(Entries from a visual dataset)
———

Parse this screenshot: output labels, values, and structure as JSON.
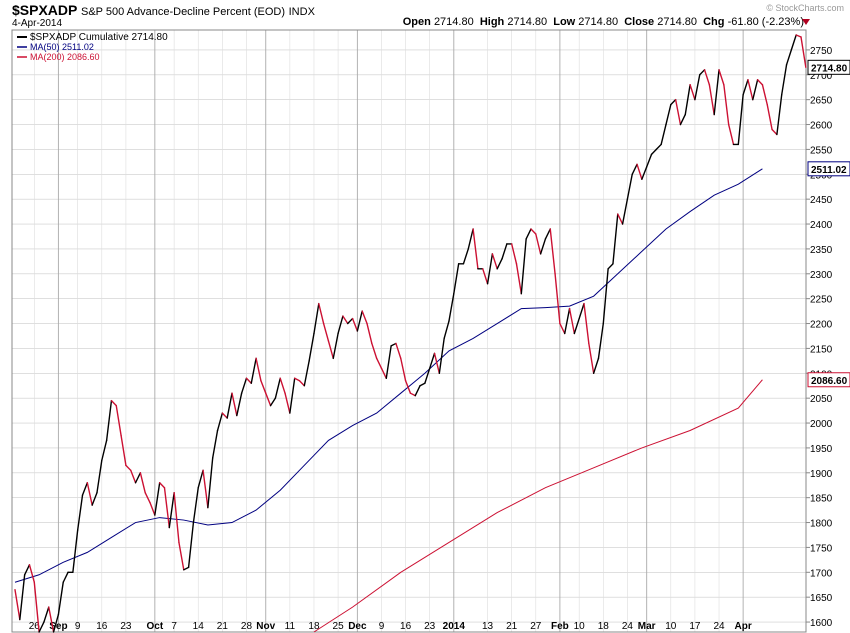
{
  "header": {
    "symbol": "$SPXADP",
    "name": "S&P 500 Advance-Decline Percent (EOD)",
    "exchange": "INDX",
    "date": "4-Apr-2014",
    "open_label": "Open",
    "open": "2714.80",
    "high_label": "High",
    "high": "2714.80",
    "low_label": "Low",
    "low": "2714.80",
    "close_label": "Close",
    "close": "2714.80",
    "chg_label": "Chg",
    "chg": "-61.80 (-2.23%)",
    "watermark": "© StockCharts.com"
  },
  "colors": {
    "price_up": "#000000",
    "price_down": "#cc1133",
    "ma50": "#000080",
    "ma200": "#cc1133",
    "grid": "#cccccc"
  },
  "chart_data": {
    "type": "line",
    "ylim": [
      1580,
      2790
    ],
    "yticks": [
      1600,
      1650,
      1700,
      1750,
      1800,
      1850,
      1900,
      1950,
      2000,
      2050,
      2100,
      2150,
      2200,
      2250,
      2300,
      2350,
      2400,
      2450,
      2500,
      2550,
      2600,
      2650,
      2700,
      2750
    ],
    "x_range": [
      0,
      163
    ],
    "xticks": [
      {
        "i": 4,
        "label": "26"
      },
      {
        "i": 9,
        "label": "Sep"
      },
      {
        "i": 13,
        "label": "9"
      },
      {
        "i": 18,
        "label": "16"
      },
      {
        "i": 23,
        "label": "23"
      },
      {
        "i": 29,
        "label": "Oct"
      },
      {
        "i": 33,
        "label": "7"
      },
      {
        "i": 38,
        "label": "14"
      },
      {
        "i": 43,
        "label": "21"
      },
      {
        "i": 48,
        "label": "28"
      },
      {
        "i": 52,
        "label": "Nov"
      },
      {
        "i": 57,
        "label": "11"
      },
      {
        "i": 62,
        "label": "18"
      },
      {
        "i": 67,
        "label": "25"
      },
      {
        "i": 71,
        "label": "Dec"
      },
      {
        "i": 76,
        "label": "9"
      },
      {
        "i": 81,
        "label": "16"
      },
      {
        "i": 86,
        "label": "23"
      },
      {
        "i": 91,
        "label": "2014"
      },
      {
        "i": 98,
        "label": "13"
      },
      {
        "i": 103,
        "label": "21"
      },
      {
        "i": 108,
        "label": "27"
      },
      {
        "i": 113,
        "label": "Feb"
      },
      {
        "i": 117,
        "label": "10"
      },
      {
        "i": 122,
        "label": "18"
      },
      {
        "i": 127,
        "label": "24"
      },
      {
        "i": 131,
        "label": "Mar"
      },
      {
        "i": 136,
        "label": "10"
      },
      {
        "i": 141,
        "label": "17"
      },
      {
        "i": 146,
        "label": "24"
      },
      {
        "i": 151,
        "label": "Apr"
      }
    ],
    "month_lines": [
      9,
      29,
      52,
      71,
      91,
      113,
      131,
      151
    ],
    "series": [
      {
        "name": "$SPXADP Cumulative 2714.80",
        "values": [
          1665,
          1605,
          1695,
          1715,
          1680,
          1580,
          1600,
          1630,
          1580,
          1615,
          1680,
          1700,
          1700,
          1785,
          1855,
          1880,
          1835,
          1860,
          1925,
          1965,
          2045,
          2035,
          1975,
          1915,
          1905,
          1880,
          1900,
          1860,
          1840,
          1815,
          1880,
          1870,
          1790,
          1860,
          1760,
          1705,
          1710,
          1800,
          1870,
          1905,
          1830,
          1930,
          1985,
          2020,
          2010,
          2060,
          2015,
          2060,
          2090,
          2080,
          2130,
          2085,
          2060,
          2035,
          2050,
          2090,
          2060,
          2020,
          2090,
          2085,
          2075,
          2125,
          2180,
          2240,
          2200,
          2165,
          2130,
          2180,
          2215,
          2200,
          2210,
          2185,
          2225,
          2200,
          2160,
          2130,
          2110,
          2090,
          2155,
          2160,
          2130,
          2085,
          2060,
          2055,
          2075,
          2080,
          2110,
          2140,
          2100,
          2170,
          2205,
          2260,
          2320,
          2320,
          2350,
          2390,
          2310,
          2310,
          2280,
          2340,
          2310,
          2330,
          2360,
          2360,
          2320,
          2260,
          2370,
          2390,
          2380,
          2340,
          2370,
          2390,
          2300,
          2200,
          2180,
          2230,
          2180,
          2210,
          2240,
          2160,
          2100,
          2130,
          2200,
          2310,
          2320,
          2420,
          2400,
          2450,
          2500,
          2520,
          2490,
          2515,
          2540,
          2550,
          2560,
          2600,
          2640,
          2650,
          2600,
          2620,
          2680,
          2650,
          2700,
          2710,
          2680,
          2620,
          2710,
          2680,
          2600,
          2560,
          2560,
          2660,
          2690,
          2650,
          2690,
          2680,
          2640,
          2590,
          2580,
          2660,
          2720,
          2750,
          2780,
          2776,
          2715
        ]
      },
      {
        "name": "MA(50) 2511.02",
        "x": [
          0,
          5,
          10,
          15,
          20,
          25,
          30,
          35,
          40,
          45,
          50,
          55,
          60,
          65,
          70,
          75,
          80,
          85,
          90,
          95,
          100,
          105,
          110,
          115,
          120,
          125,
          130,
          135,
          140,
          145,
          150,
          155
        ],
        "values": [
          1680,
          1695,
          1720,
          1740,
          1770,
          1800,
          1810,
          1805,
          1795,
          1800,
          1825,
          1865,
          1915,
          1965,
          1995,
          2020,
          2060,
          2100,
          2145,
          2170,
          2200,
          2230,
          2232,
          2235,
          2255,
          2300,
          2345,
          2390,
          2425,
          2458,
          2480,
          2511
        ]
      },
      {
        "name": "MA(200) 2086.60",
        "x": [
          62,
          70,
          80,
          90,
          100,
          110,
          120,
          130,
          140,
          150,
          155
        ],
        "values": [
          1580,
          1630,
          1700,
          1760,
          1820,
          1870,
          1910,
          1950,
          1985,
          2030,
          2087
        ]
      }
    ]
  },
  "legend": {
    "series1": "$SPXADP Cumulative 2714.80",
    "series2": "MA(50) 2511.02",
    "series3": "MA(200) 2086.60"
  },
  "axis_tags": {
    "price": "2714.80",
    "ma50": "2511.02",
    "ma200": "2086.60"
  }
}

———

**What is being asked**
Pictures in the records above are left out; print everything else exactly as written.

**Worked solution**
Parse this screenshot: output labels, values, and structure as JSON.
{
  "header": {
    "symbol": "$SPXADP",
    "name": "S&P 500 Advance-Decline Percent (EOD)",
    "exchange": "INDX",
    "date": "4-Apr-2014",
    "open_label": "Open",
    "open": "2714.80",
    "high_label": "High",
    "high": "2714.80",
    "low_label": "Low",
    "low": "2714.80",
    "close_label": "Close",
    "close": "2714.80",
    "chg_label": "Chg",
    "chg": "-61.80 (-2.23%)",
    "watermark": "© StockCharts.com"
  },
  "colors": {
    "price_up": "#000000",
    "price_down": "#cc1133",
    "ma50": "#000080",
    "ma200": "#cc1133",
    "grid": "#cccccc"
  },
  "chart_data": {
    "type": "line",
    "ylim": [
      1580,
      2790
    ],
    "yticks": [
      1600,
      1650,
      1700,
      1750,
      1800,
      1850,
      1900,
      1950,
      2000,
      2050,
      2100,
      2150,
      2200,
      2250,
      2300,
      2350,
      2400,
      2450,
      2500,
      2550,
      2600,
      2650,
      2700,
      2750
    ],
    "x_range": [
      0,
      163
    ],
    "xticks": [
      {
        "i": 4,
        "label": "26"
      },
      {
        "i": 9,
        "label": "Sep"
      },
      {
        "i": 13,
        "label": "9"
      },
      {
        "i": 18,
        "label": "16"
      },
      {
        "i": 23,
        "label": "23"
      },
      {
        "i": 29,
        "label": "Oct"
      },
      {
        "i": 33,
        "label": "7"
      },
      {
        "i": 38,
        "label": "14"
      },
      {
        "i": 43,
        "label": "21"
      },
      {
        "i": 48,
        "label": "28"
      },
      {
        "i": 52,
        "label": "Nov"
      },
      {
        "i": 57,
        "label": "11"
      },
      {
        "i": 62,
        "label": "18"
      },
      {
        "i": 67,
        "label": "25"
      },
      {
        "i": 71,
        "label": "Dec"
      },
      {
        "i": 76,
        "label": "9"
      },
      {
        "i": 81,
        "label": "16"
      },
      {
        "i": 86,
        "label": "23"
      },
      {
        "i": 91,
        "label": "2014"
      },
      {
        "i": 98,
        "label": "13"
      },
      {
        "i": 103,
        "label": "21"
      },
      {
        "i": 108,
        "label": "27"
      },
      {
        "i": 113,
        "label": "Feb"
      },
      {
        "i": 117,
        "label": "10"
      },
      {
        "i": 122,
        "label": "18"
      },
      {
        "i": 127,
        "label": "24"
      },
      {
        "i": 131,
        "label": "Mar"
      },
      {
        "i": 136,
        "label": "10"
      },
      {
        "i": 141,
        "label": "17"
      },
      {
        "i": 146,
        "label": "24"
      },
      {
        "i": 151,
        "label": "Apr"
      }
    ],
    "month_lines": [
      9,
      29,
      52,
      71,
      91,
      113,
      131,
      151
    ],
    "series": [
      {
        "name": "$SPXADP Cumulative 2714.80",
        "values": [
          1665,
          1605,
          1695,
          1715,
          1680,
          1580,
          1600,
          1630,
          1580,
          1615,
          1680,
          1700,
          1700,
          1785,
          1855,
          1880,
          1835,
          1860,
          1925,
          1965,
          2045,
          2035,
          1975,
          1915,
          1905,
          1880,
          1900,
          1860,
          1840,
          1815,
          1880,
          1870,
          1790,
          1860,
          1760,
          1705,
          1710,
          1800,
          1870,
          1905,
          1830,
          1930,
          1985,
          2020,
          2010,
          2060,
          2015,
          2060,
          2090,
          2080,
          2130,
          2085,
          2060,
          2035,
          2050,
          2090,
          2060,
          2020,
          2090,
          2085,
          2075,
          2125,
          2180,
          2240,
          2200,
          2165,
          2130,
          2180,
          2215,
          2200,
          2210,
          2185,
          2225,
          2200,
          2160,
          2130,
          2110,
          2090,
          2155,
          2160,
          2130,
          2085,
          2060,
          2055,
          2075,
          2080,
          2110,
          2140,
          2100,
          2170,
          2205,
          2260,
          2320,
          2320,
          2350,
          2390,
          2310,
          2310,
          2280,
          2340,
          2310,
          2330,
          2360,
          2360,
          2320,
          2260,
          2370,
          2390,
          2380,
          2340,
          2370,
          2390,
          2300,
          2200,
          2180,
          2230,
          2180,
          2210,
          2240,
          2160,
          2100,
          2130,
          2200,
          2310,
          2320,
          2420,
          2400,
          2450,
          2500,
          2520,
          2490,
          2515,
          2540,
          2550,
          2560,
          2600,
          2640,
          2650,
          2600,
          2620,
          2680,
          2650,
          2700,
          2710,
          2680,
          2620,
          2710,
          2680,
          2600,
          2560,
          2560,
          2660,
          2690,
          2650,
          2690,
          2680,
          2640,
          2590,
          2580,
          2660,
          2720,
          2750,
          2780,
          2776,
          2715
        ]
      },
      {
        "name": "MA(50) 2511.02",
        "x": [
          0,
          5,
          10,
          15,
          20,
          25,
          30,
          35,
          40,
          45,
          50,
          55,
          60,
          65,
          70,
          75,
          80,
          85,
          90,
          95,
          100,
          105,
          110,
          115,
          120,
          125,
          130,
          135,
          140,
          145,
          150,
          155
        ],
        "values": [
          1680,
          1695,
          1720,
          1740,
          1770,
          1800,
          1810,
          1805,
          1795,
          1800,
          1825,
          1865,
          1915,
          1965,
          1995,
          2020,
          2060,
          2100,
          2145,
          2170,
          2200,
          2230,
          2232,
          2235,
          2255,
          2300,
          2345,
          2390,
          2425,
          2458,
          2480,
          2511
        ]
      },
      {
        "name": "MA(200) 2086.60",
        "x": [
          62,
          70,
          80,
          90,
          100,
          110,
          120,
          130,
          140,
          150,
          155
        ],
        "values": [
          1580,
          1630,
          1700,
          1760,
          1820,
          1870,
          1910,
          1950,
          1985,
          2030,
          2087
        ]
      }
    ]
  },
  "legend": {
    "series1": "$SPXADP Cumulative 2714.80",
    "series2": "MA(50) 2511.02",
    "series3": "MA(200) 2086.60"
  },
  "axis_tags": {
    "price": "2714.80",
    "ma50": "2511.02",
    "ma200": "2086.60"
  }
}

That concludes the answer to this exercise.